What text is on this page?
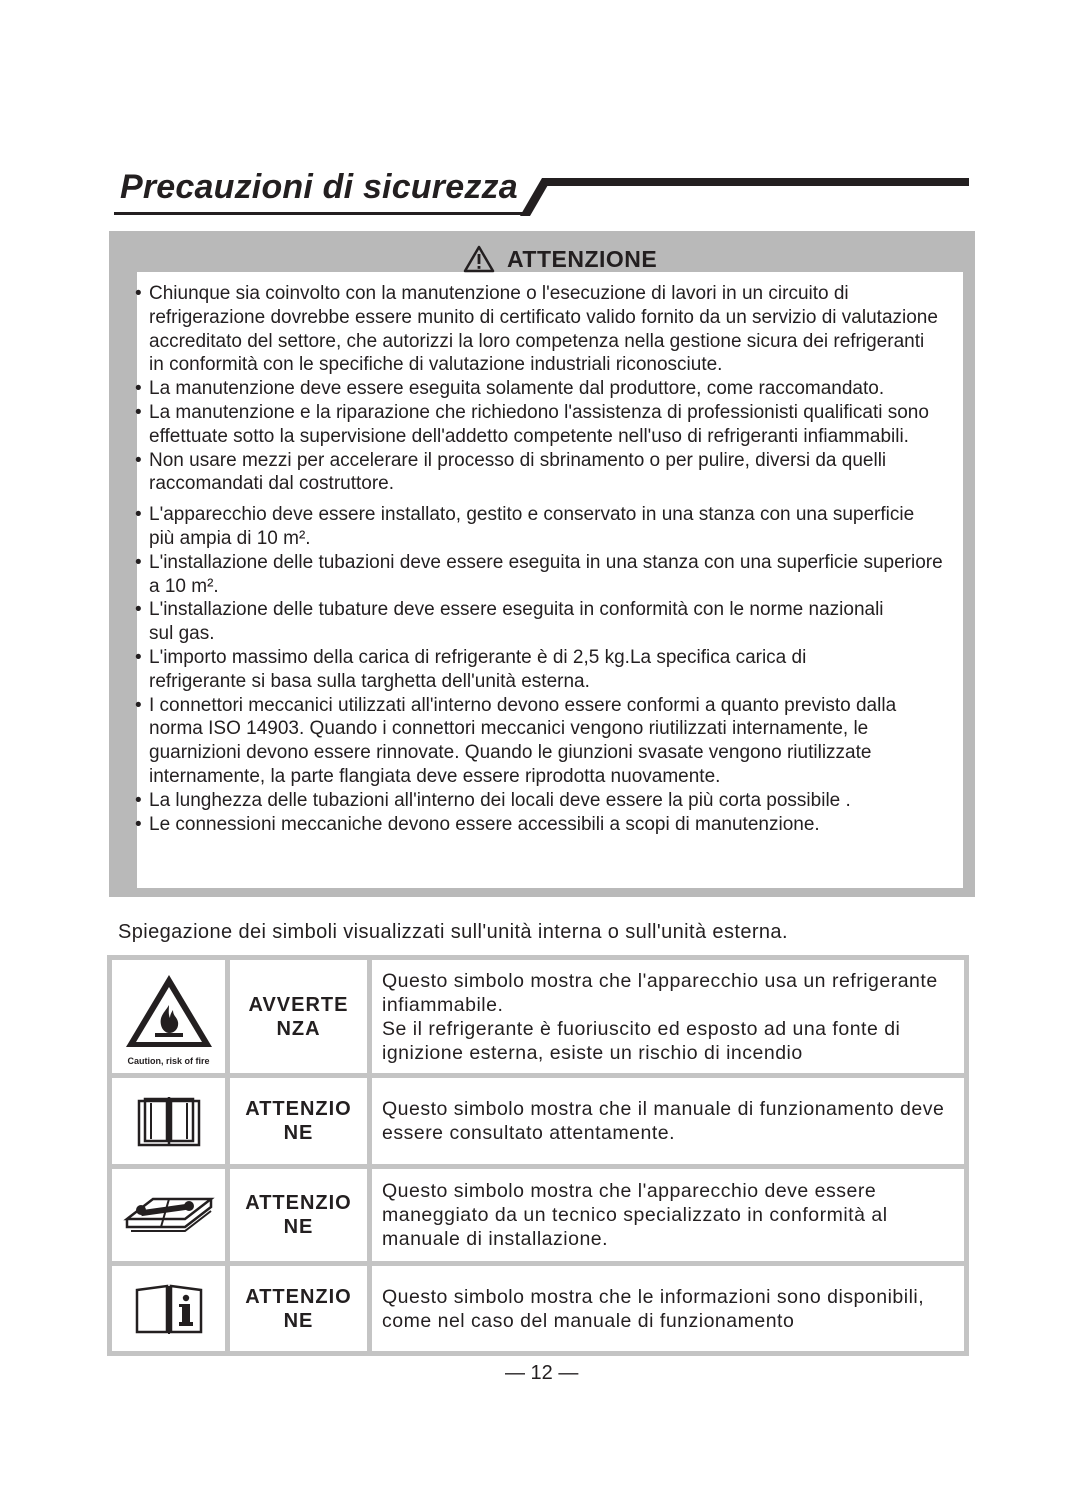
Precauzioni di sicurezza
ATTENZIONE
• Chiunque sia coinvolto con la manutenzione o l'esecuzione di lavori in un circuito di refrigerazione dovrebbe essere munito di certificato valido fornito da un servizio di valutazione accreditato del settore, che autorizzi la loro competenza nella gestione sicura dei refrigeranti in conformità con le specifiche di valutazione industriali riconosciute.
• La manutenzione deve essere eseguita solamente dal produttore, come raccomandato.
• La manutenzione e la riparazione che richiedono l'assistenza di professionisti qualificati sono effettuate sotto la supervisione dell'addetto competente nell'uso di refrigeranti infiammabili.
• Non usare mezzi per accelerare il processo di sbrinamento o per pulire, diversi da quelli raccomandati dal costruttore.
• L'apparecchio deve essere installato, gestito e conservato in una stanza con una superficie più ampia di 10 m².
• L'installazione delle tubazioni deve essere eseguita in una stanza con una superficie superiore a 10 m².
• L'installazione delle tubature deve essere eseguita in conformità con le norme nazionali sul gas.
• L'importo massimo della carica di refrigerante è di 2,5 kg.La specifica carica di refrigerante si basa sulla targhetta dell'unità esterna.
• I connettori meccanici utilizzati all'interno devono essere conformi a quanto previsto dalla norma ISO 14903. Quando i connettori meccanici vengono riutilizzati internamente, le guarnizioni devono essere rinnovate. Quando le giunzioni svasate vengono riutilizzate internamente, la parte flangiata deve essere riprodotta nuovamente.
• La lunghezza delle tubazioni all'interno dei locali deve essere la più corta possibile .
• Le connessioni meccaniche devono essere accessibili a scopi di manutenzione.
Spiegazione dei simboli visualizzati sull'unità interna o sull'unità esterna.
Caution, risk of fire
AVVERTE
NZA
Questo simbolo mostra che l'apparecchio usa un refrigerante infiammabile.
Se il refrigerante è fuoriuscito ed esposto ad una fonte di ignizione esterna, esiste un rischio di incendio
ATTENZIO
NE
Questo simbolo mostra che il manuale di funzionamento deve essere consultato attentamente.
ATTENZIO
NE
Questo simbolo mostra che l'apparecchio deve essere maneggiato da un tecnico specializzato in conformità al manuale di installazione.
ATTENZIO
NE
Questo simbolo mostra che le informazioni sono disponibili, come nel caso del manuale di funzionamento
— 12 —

• • •

Do this:
Without including any pictures, print all of the material exactly as given.

Task answer:
What text is on this page?
Precauzioni di sicurezza
ATTENZIONE
• Chiunque sia coinvolto con la manutenzione o l'esecuzione di lavori in un circuito di refrigerazione dovrebbe essere munito di certificato valido fornito da un servizio di valutazione accreditato del settore, che autorizzi la loro competenza nella gestione sicura dei refrigeranti in conformità con le specifiche di valutazione industriali riconosciute.
• La manutenzione deve essere eseguita solamente dal produttore, come raccomandato.
• La manutenzione e la riparazione che richiedono l'assistenza di professionisti qualificati sono effettuate sotto la supervisione dell'addetto competente nell'uso di refrigeranti infiammabili.
• Non usare mezzi per accelerare il processo di sbrinamento o per pulire, diversi da quelli raccomandati dal costruttore.
• L'apparecchio deve essere installato, gestito e conservato in una stanza con una superficie più ampia di 10 m².
• L'installazione delle tubazioni deve essere eseguita in una stanza con una superficie superiore a 10 m².
• L'installazione delle tubature deve essere eseguita in conformità con le norme nazionali sul gas.
• L'importo massimo della carica di refrigerante è di 2,5 kg.La specifica carica di refrigerante si basa sulla targhetta dell'unità esterna.
• I connettori meccanici utilizzati all'interno devono essere conformi a quanto previsto dalla norma ISO 14903. Quando i connettori meccanici vengono riutilizzati internamente, le guarnizioni devono essere rinnovate. Quando le giunzioni svasate vengono riutilizzate internamente, la parte flangiata deve essere riprodotta nuovamente.
• La lunghezza delle tubazioni all'interno dei locali deve essere la più corta possibile .
• Le connessioni meccaniche devono essere accessibili a scopi di manutenzione.
Spiegazione dei simboli visualizzati sull'unità interna o sull'unità esterna.
Caution, risk of fire
AVVERTE
NZA
Questo simbolo mostra che l'apparecchio usa un refrigerante infiammabile.
Se il refrigerante è fuoriuscito ed esposto ad una fonte di ignizione esterna, esiste un rischio di incendio
ATTENZIO
NE
Questo simbolo mostra che il manuale di funzionamento deve essere consultato attentamente.
ATTENZIO
NE
Questo simbolo mostra che l'apparecchio deve essere maneggiato da un tecnico specializzato in conformità al manuale di installazione.
ATTENZIO
NE
Questo simbolo mostra che le informazioni sono disponibili, come nel caso del manuale di funzionamento
— 12 —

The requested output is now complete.